Transcribe the records that follow line for line, keeping every character, tab and bracket unchanged.

*Task material*
########

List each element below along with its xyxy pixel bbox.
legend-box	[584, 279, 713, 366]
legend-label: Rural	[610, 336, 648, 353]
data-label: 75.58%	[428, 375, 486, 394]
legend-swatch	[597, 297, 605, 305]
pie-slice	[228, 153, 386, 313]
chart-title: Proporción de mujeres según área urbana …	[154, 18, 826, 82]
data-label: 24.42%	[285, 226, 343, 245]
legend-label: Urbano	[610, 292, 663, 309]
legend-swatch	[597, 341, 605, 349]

########

*Expected answer*
List each element below along with its xyxy pixel bbox.
legend-box	[584, 279, 713, 366]
legend-label: Rural	[610, 336, 648, 353]
data-label: 75.58%	[428, 375, 486, 394]
legend-swatch	[597, 297, 605, 305]
pie-slice	[228, 153, 386, 313]
chart-title: Proporción de mujeres según área urbana …	[154, 18, 826, 82]
data-label: 24.42%	[285, 226, 343, 245]
legend-label: Urbano	[610, 292, 663, 309]
legend-swatch	[597, 341, 605, 349]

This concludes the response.